YOUR GOAL:
Gather the lines that hold the string "icon".
•••••
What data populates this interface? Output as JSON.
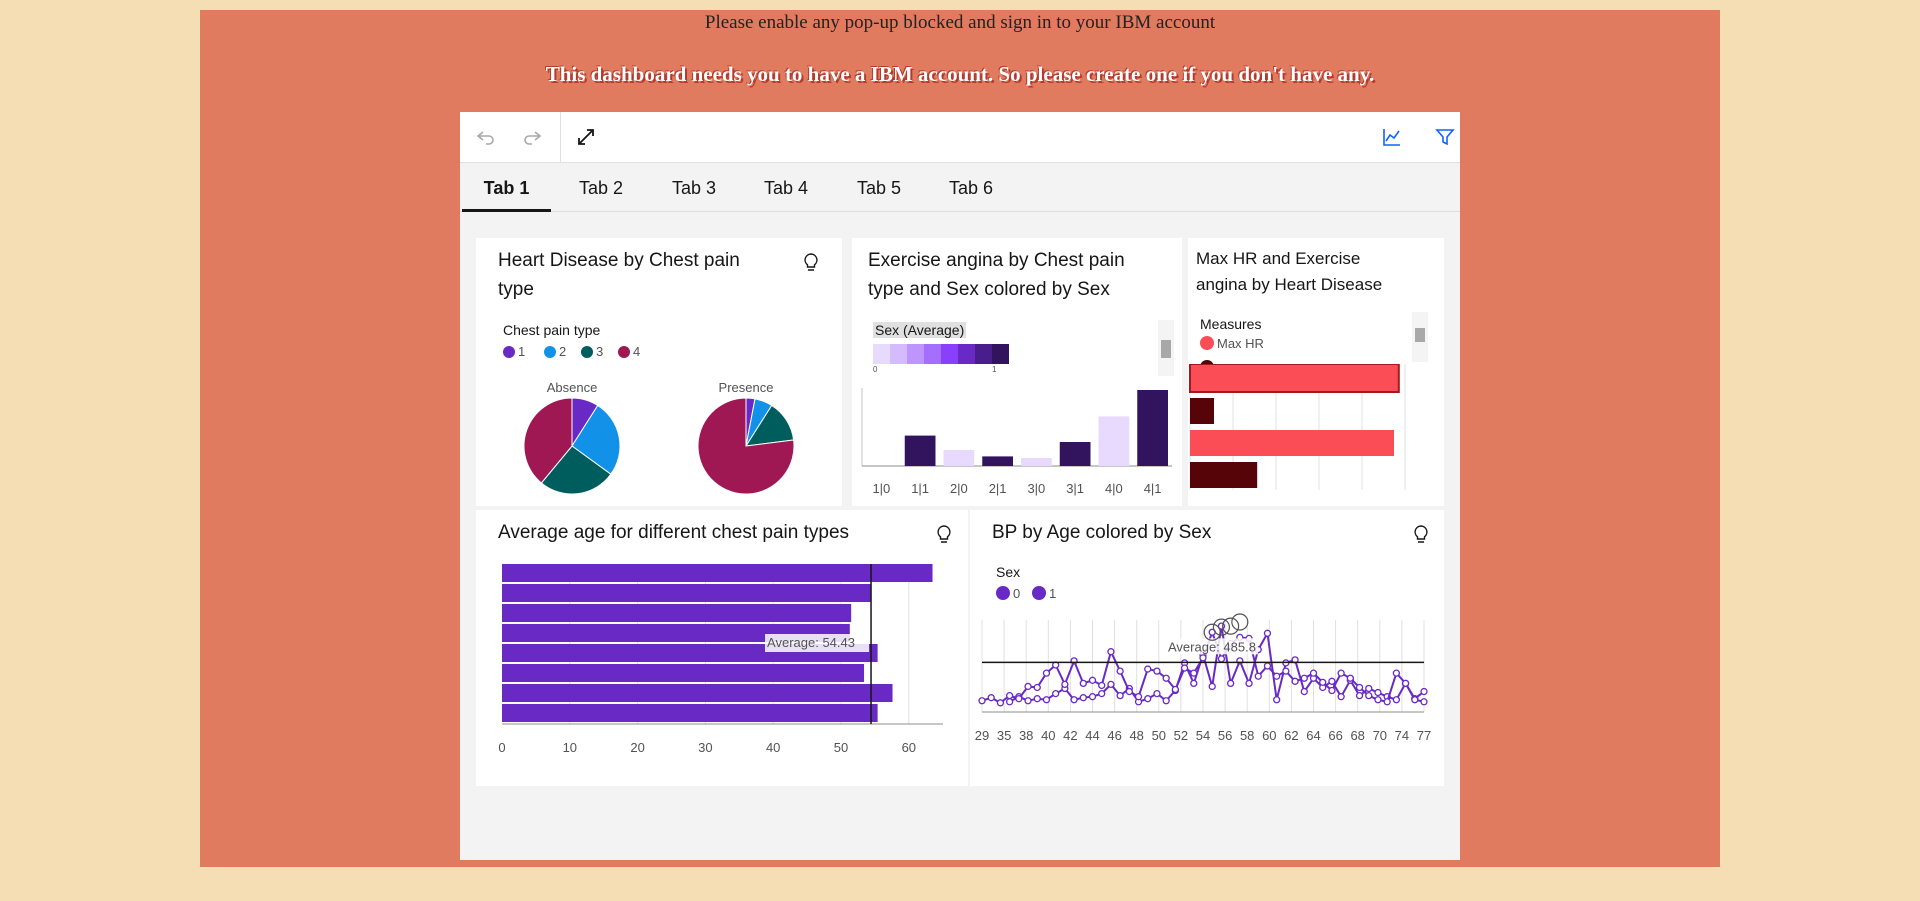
{
  "notices": {
    "line1": "Please enable any pop-up blocked and sign in to your IBM account",
    "line2": "This dashboard needs you to have a IBM account. So please create one if you don't have any."
  },
  "toolbar": {
    "undo_icon": "undo-icon",
    "redo_icon": "redo-icon",
    "fullscreen_icon": "expand-icon",
    "chart_icon": "line-chart-icon",
    "filter_icon": "filter-icon"
  },
  "tabs": [
    {
      "label": "Tab 1",
      "active": true
    },
    {
      "label": "Tab 2"
    },
    {
      "label": "Tab 3"
    },
    {
      "label": "Tab 4"
    },
    {
      "label": "Tab 5"
    },
    {
      "label": "Tab 6"
    }
  ],
  "colors": {
    "type1": "#6929c4",
    "type2": "#1192e8",
    "type3": "#005d5d",
    "type4": "#9f1853",
    "maxhr": "#fa4d56",
    "angina": "#570408"
  },
  "cards": {
    "pie": {
      "title": "Heart Disease by Chest pain type",
      "legend_title": "Chest pain type",
      "legend": [
        "1",
        "2",
        "3",
        "4"
      ]
    },
    "angina": {
      "title": "Exercise angina by Chest pain type and Sex colored by Sex",
      "legend_title": "Sex (Average)",
      "scale_min": "0",
      "scale_max": "1"
    },
    "maxhr": {
      "title": "Max HR and Exercise angina by Heart Disease",
      "legend_title": "Measures",
      "legend_item": "Max HR"
    },
    "avgage": {
      "title": "Average age for different chest pain types",
      "avg_label": "Average: 54.43"
    },
    "bp": {
      "title": "BP by Age colored by Sex",
      "legend_title": "Sex",
      "legend": [
        "0",
        "1"
      ],
      "avg_label": "Average: 485.8"
    }
  },
  "chart_data": [
    {
      "type": "pie",
      "title": "Heart Disease by Chest pain type",
      "categories": [
        "1",
        "2",
        "3",
        "4"
      ],
      "series": [
        {
          "name": "Absence",
          "values": [
            9,
            26,
            26,
            39
          ]
        },
        {
          "name": "Presence",
          "values": [
            3,
            6,
            14,
            77
          ]
        }
      ]
    },
    {
      "type": "bar",
      "title": "Exercise angina by Chest pain type and Sex colored by Sex",
      "categories": [
        "1|0",
        "1|1",
        "2|0",
        "2|1",
        "3|0",
        "3|1",
        "4|0",
        "4|1"
      ],
      "values": [
        0,
        0.38,
        0.2,
        0.12,
        0.1,
        0.3,
        0.62,
        0.95
      ],
      "ylim": [
        0,
        1
      ]
    },
    {
      "type": "bar",
      "title": "Max HR and Exercise angina by Heart Disease",
      "orientation": "horizontal",
      "series": [
        {
          "name": "Max HR",
          "values": [
            0.87,
            0.85
          ]
        },
        {
          "name": "Exercise angina",
          "values": [
            0.1,
            0.28
          ]
        }
      ]
    },
    {
      "type": "bar",
      "title": "Average age for different chest pain types",
      "orientation": "horizontal",
      "values": [
        63.5,
        54.5,
        51.5,
        51.3,
        55.4,
        53.4,
        57.6,
        55.4
      ],
      "xticks": [
        "0",
        "10",
        "20",
        "30",
        "40",
        "50",
        "60"
      ],
      "xlim": [
        0,
        65
      ],
      "average": 54.43
    },
    {
      "type": "line",
      "title": "BP by Age colored by Sex",
      "x": [
        29,
        30,
        31,
        32,
        33,
        34,
        35,
        36,
        37,
        38,
        39,
        40,
        41,
        42,
        43,
        44,
        45,
        46,
        47,
        48,
        49,
        50,
        51,
        52,
        53,
        54,
        55,
        56,
        57,
        58,
        59,
        60,
        61,
        62,
        63,
        64,
        65,
        66,
        67,
        68,
        69,
        70,
        71,
        72,
        73,
        74,
        75,
        76,
        77
      ],
      "xticks": [
        "29",
        "35",
        "38",
        "40",
        "42",
        "44",
        "46",
        "48",
        "50",
        "52",
        "54",
        "56",
        "58",
        "60",
        "62",
        "64",
        "66",
        "68",
        "70",
        "74",
        "77"
      ],
      "series": [
        {
          "name": "0",
          "values": [
            null,
            null,
            null,
            100,
            150,
            110,
            130,
            120,
            180,
            230,
            120,
            140,
            150,
            180,
            270,
            160,
            230,
            100,
            130,
            180,
            110,
            210,
            480,
            280,
            560,
            250,
            840,
            280,
            500,
            280,
            610,
            770,
            120,
            480,
            510,
            200,
            330,
            240,
            300,
            150,
            310,
            160,
            230,
            190,
            150,
            120,
            280,
            130,
            200
          ]
        },
        {
          "name": "1",
          "values": [
            110,
            140,
            90,
            160,
            130,
            250,
            240,
            380,
            460,
            270,
            500,
            280,
            310,
            260,
            590,
            400,
            200,
            150,
            420,
            400,
            330,
            220,
            430,
            380,
            530,
            780,
            520,
            670,
            730,
            720,
            350,
            450,
            350,
            400,
            300,
            330,
            380,
            290,
            210,
            380,
            330,
            240,
            160,
            120,
            100,
            380,
            280,
            120,
            100
          ]
        }
      ],
      "average": 485.8
    }
  ]
}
•••••
EXERCISE ANSWER:
    "undo_icon": "undo-icon",
    "redo_icon": "redo-icon",
    "fullscreen_icon": "expand-icon",
    "chart_icon": "line-chart-icon",
    "filter_icon": "filter-icon"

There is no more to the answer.